### The request
Go through the listing and set it down exactly, leaving out its pictures.
## Start Information supplied
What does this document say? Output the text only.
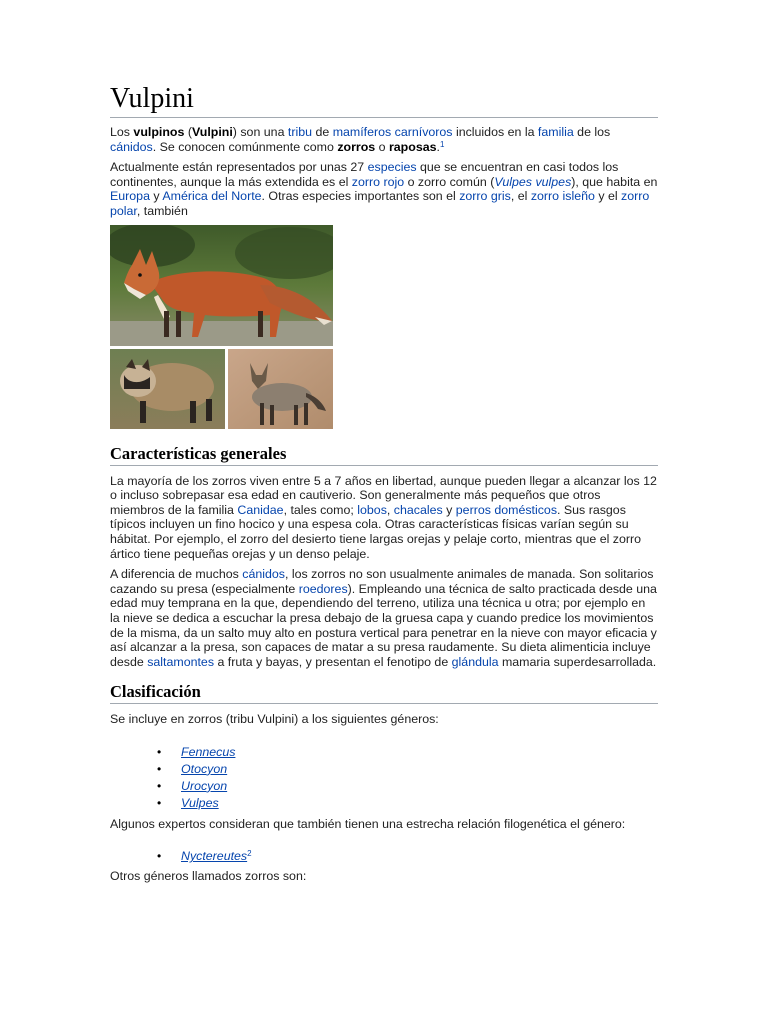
Vulpini

Los vulpinos (Vulpini) son una tribu de mamíferos carnívoros incluidos en la familia de los cánidos. Se conocen comúnmente como zorros o raposas.$^1$

Actualmente están representados por unas 27 especies que se encuentran en casi todos los continentes, aunque la más extendida es el zorro rojo o zorro común (Vulpes vulpes), que habita en Europa y América del Norte. Otras especies importantes son el zorro gris, el zorro isleño y el zorro polar, también

Características generales

La mayoría de los zorros viven entre 5 a 7 años en libertad, aunque pueden llegar a alcanzar los 12 o incluso sobrepasar esa edad en cautiverio. Son generalmente más pequeños que otros miembros de la familia Canidae, tales como; lobos, chacales y perros domésticos. Sus rasgos típicos incluyen un fino hocico y una espesa cola. Otras características físicas varían según su hábitat. Por ejemplo, el zorro del desierto tiene largas orejas y pelaje corto, mientras que el zorro ártico tiene pequeñas orejas y un denso pelaje.

A diferencia de muchos cánidos, los zorros no son usualmente animales de manada. Son solitarios cazando su presa (especialmente roedores). Empleando una técnica de salto practicada desde una edad muy temprana en la que, dependiendo del terreno, utiliza una técnica u otra; por ejemplo en la nieve se dedica a escuchar la presa debajo de la gruesa capa y cuando predice los movimientos de la misma, da un salto muy alto en postura vertical para penetrar en la nieve con mayor eficacia y así alcanzar a la presa, son capaces de matar a su presa raudamente. Su dieta alimenticia incluye desde saltamontes a fruta y bayas, y presentan el fenotipo de glándula mamaria superdesarrollada.

Clasificación

Se incluye en zorros (tribu Vulpini) a los siguientes géneros:

• Fennecus
• Otocyon
• Urocyon
• Vulpes

Algunos expertos consideran que también tienen una estrecha relación filogenética el género:

• Nyctereutes$^2$

Otros géneros llamados zorros son:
## End Information supplied
### Solution to this exercise
What does this document say? Output the text only.
Vulpini

Los vulpinos (Vulpini) son una tribu de mamíferos carnívoros incluidos en la familia de los cánidos. Se conocen comúnmente como zorros o raposas.$^1$

Actualmente están representados por unas 27 especies que se encuentran en casi todos los continentes, aunque la más extendida es el zorro rojo o zorro común (Vulpes vulpes), que habita en Europa y América del Norte. Otras especies importantes son el zorro gris, el zorro isleño y el zorro polar, también

Características generales

La mayoría de los zorros viven entre 5 a 7 años en libertad, aunque pueden llegar a alcanzar los 12 o incluso sobrepasar esa edad en cautiverio. Son generalmente más pequeños que otros miembros de la familia Canidae, tales como; lobos, chacales y perros domésticos. Sus rasgos típicos incluyen un fino hocico y una espesa cola. Otras características físicas varían según su hábitat. Por ejemplo, el zorro del desierto tiene largas orejas y pelaje corto, mientras que el zorro ártico tiene pequeñas orejas y un denso pelaje.

A diferencia de muchos cánidos, los zorros no son usualmente animales de manada. Son solitarios cazando su presa (especialmente roedores). Empleando una técnica de salto practicada desde una edad muy temprana en la que, dependiendo del terreno, utiliza una técnica u otra; por ejemplo en la nieve se dedica a escuchar la presa debajo de la gruesa capa y cuando predice los movimientos de la misma, da un salto muy alto en postura vertical para penetrar en la nieve con mayor eficacia y así alcanzar a la presa, son capaces de matar a su presa raudamente. Su dieta alimenticia incluye desde saltamontes a fruta y bayas, y presentan el fenotipo de glándula mamaria superdesarrollada.

Clasificación

Se incluye en zorros (tribu Vulpini) a los siguientes géneros:

• Fennecus
• Otocyon
• Urocyon
• Vulpes

Algunos expertos consideran que también tienen una estrecha relación filogenética el género:

• Nyctereutes$^2$

Otros géneros llamados zorros son:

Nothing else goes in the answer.